Each entry must be reproduced precisely as it stands.

A run of records:
------------------------
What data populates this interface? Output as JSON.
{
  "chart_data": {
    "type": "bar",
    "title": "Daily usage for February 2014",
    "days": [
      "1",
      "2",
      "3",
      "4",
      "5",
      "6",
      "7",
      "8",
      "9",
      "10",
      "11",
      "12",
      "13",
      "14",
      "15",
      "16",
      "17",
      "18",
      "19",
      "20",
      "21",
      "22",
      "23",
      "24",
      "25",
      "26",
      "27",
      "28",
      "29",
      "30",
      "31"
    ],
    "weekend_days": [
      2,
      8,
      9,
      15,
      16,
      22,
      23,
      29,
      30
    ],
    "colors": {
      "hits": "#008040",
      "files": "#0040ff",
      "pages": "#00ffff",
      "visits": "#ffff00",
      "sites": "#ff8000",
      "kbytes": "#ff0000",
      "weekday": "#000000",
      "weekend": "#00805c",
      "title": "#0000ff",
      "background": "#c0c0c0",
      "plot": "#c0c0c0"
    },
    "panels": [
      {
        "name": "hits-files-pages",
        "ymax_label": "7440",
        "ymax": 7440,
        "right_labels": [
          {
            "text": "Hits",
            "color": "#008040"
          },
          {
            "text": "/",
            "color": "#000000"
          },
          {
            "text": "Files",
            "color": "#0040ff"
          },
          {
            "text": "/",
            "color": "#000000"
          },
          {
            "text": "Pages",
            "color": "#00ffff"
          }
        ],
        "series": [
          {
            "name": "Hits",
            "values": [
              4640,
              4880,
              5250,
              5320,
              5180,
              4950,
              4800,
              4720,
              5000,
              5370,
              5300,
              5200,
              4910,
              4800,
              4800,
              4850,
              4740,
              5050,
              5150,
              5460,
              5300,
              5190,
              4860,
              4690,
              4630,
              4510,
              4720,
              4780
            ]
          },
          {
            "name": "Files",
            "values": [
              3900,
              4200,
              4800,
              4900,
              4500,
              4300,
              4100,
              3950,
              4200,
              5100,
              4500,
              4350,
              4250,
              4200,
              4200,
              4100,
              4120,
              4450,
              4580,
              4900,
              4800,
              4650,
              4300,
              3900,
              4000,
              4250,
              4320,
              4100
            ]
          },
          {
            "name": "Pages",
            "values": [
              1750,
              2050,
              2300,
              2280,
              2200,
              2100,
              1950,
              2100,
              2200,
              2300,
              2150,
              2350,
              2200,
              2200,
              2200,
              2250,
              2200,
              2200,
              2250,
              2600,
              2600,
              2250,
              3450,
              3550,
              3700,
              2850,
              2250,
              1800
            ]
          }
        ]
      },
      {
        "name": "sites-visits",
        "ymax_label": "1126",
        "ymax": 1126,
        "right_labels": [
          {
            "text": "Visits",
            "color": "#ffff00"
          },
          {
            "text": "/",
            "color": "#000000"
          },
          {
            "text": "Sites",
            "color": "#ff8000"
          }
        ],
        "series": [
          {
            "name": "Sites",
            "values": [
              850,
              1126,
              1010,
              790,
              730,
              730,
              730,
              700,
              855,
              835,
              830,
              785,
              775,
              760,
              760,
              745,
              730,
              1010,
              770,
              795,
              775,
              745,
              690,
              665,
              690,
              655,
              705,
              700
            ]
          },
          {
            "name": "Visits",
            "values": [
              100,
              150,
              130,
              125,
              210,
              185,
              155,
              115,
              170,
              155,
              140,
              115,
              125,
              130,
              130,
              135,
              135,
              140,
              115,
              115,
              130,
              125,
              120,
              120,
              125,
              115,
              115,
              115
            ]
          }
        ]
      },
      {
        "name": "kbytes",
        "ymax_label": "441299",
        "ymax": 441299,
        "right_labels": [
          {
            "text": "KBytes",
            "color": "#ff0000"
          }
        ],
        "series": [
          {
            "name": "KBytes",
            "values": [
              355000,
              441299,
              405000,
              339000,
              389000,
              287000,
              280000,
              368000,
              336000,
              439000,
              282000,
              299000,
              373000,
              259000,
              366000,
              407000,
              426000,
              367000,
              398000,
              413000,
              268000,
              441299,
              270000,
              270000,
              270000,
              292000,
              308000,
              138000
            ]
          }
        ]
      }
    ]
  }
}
------------------------
▶ THE COMPLETED TASK
What data populates this interface? Output as JSON.
{
  "chart_data": {
    "type": "bar",
    "title": "Daily usage for February 2014",
    "days": [
      "1",
      "2",
      "3",
      "4",
      "5",
      "6",
      "7",
      "8",
      "9",
      "10",
      "11",
      "12",
      "13",
      "14",
      "15",
      "16",
      "17",
      "18",
      "19",
      "20",
      "21",
      "22",
      "23",
      "24",
      "25",
      "26",
      "27",
      "28",
      "29",
      "30",
      "31"
    ],
    "weekend_days": [
      2,
      8,
      9,
      15,
      16,
      22,
      23,
      29,
      30
    ],
    "colors": {
      "hits": "#008040",
      "files": "#0040ff",
      "pages": "#00ffff",
      "visits": "#ffff00",
      "sites": "#ff8000",
      "kbytes": "#ff0000",
      "weekday": "#000000",
      "weekend": "#00805c",
      "title": "#0000ff",
      "background": "#c0c0c0",
      "plot": "#c0c0c0"
    },
    "panels": [
      {
        "name": "hits-files-pages",
        "ymax_label": "7440",
        "ymax": 7440,
        "right_labels": [
          {
            "text": "Hits",
            "color": "#008040"
          },
          {
            "text": "/",
            "color": "#000000"
          },
          {
            "text": "Files",
            "color": "#0040ff"
          },
          {
            "text": "/",
            "color": "#000000"
          },
          {
            "text": "Pages",
            "color": "#00ffff"
          }
        ],
        "series": [
          {
            "name": "Hits",
            "values": [
              4640,
              4880,
              5250,
              5320,
              5180,
              4950,
              4800,
              4720,
              5000,
              5370,
              5300,
              5200,
              4910,
              4800,
              4800,
              4850,
              4740,
              5050,
              5150,
              5460,
              5300,
              5190,
              4860,
              4690,
              4630,
              4510,
              4720,
              4780
            ]
          },
          {
            "name": "Files",
            "values": [
              3900,
              4200,
              4800,
              4900,
              4500,
              4300,
              4100,
              3950,
              4200,
              5100,
              4500,
              4350,
              4250,
              4200,
              4200,
              4100,
              4120,
              4450,
              4580,
              4900,
              4800,
              4650,
              4300,
              3900,
              4000,
              4250,
              4320,
              4100
            ]
          },
          {
            "name": "Pages",
            "values": [
              1750,
              2050,
              2300,
              2280,
              2200,
              2100,
              1950,
              2100,
              2200,
              2300,
              2150,
              2350,
              2200,
              2200,
              2200,
              2250,
              2200,
              2200,
              2250,
              2600,
              2600,
              2250,
              3450,
              3550,
              3700,
              2850,
              2250,
              1800
            ]
          }
        ]
      },
      {
        "name": "sites-visits",
        "ymax_label": "1126",
        "ymax": 1126,
        "right_labels": [
          {
            "text": "Visits",
            "color": "#ffff00"
          },
          {
            "text": "/",
            "color": "#000000"
          },
          {
            "text": "Sites",
            "color": "#ff8000"
          }
        ],
        "series": [
          {
            "name": "Sites",
            "values": [
              850,
              1126,
              1010,
              790,
              730,
              730,
              730,
              700,
              855,
              835,
              830,
              785,
              775,
              760,
              760,
              745,
              730,
              1010,
              770,
              795,
              775,
              745,
              690,
              665,
              690,
              655,
              705,
              700
            ]
          },
          {
            "name": "Visits",
            "values": [
              100,
              150,
              130,
              125,
              210,
              185,
              155,
              115,
              170,
              155,
              140,
              115,
              125,
              130,
              130,
              135,
              135,
              140,
              115,
              115,
              130,
              125,
              120,
              120,
              125,
              115,
              115,
              115
            ]
          }
        ]
      },
      {
        "name": "kbytes",
        "ymax_label": "441299",
        "ymax": 441299,
        "right_labels": [
          {
            "text": "KBytes",
            "color": "#ff0000"
          }
        ],
        "series": [
          {
            "name": "KBytes",
            "values": [
              355000,
              441299,
              405000,
              339000,
              389000,
              287000,
              280000,
              368000,
              336000,
              439000,
              282000,
              299000,
              373000,
              259000,
              366000,
              407000,
              426000,
              367000,
              398000,
              413000,
              268000,
              441299,
              270000,
              270000,
              270000,
              292000,
              308000,
              138000
            ]
          }
        ]
      }
    ]
  }
}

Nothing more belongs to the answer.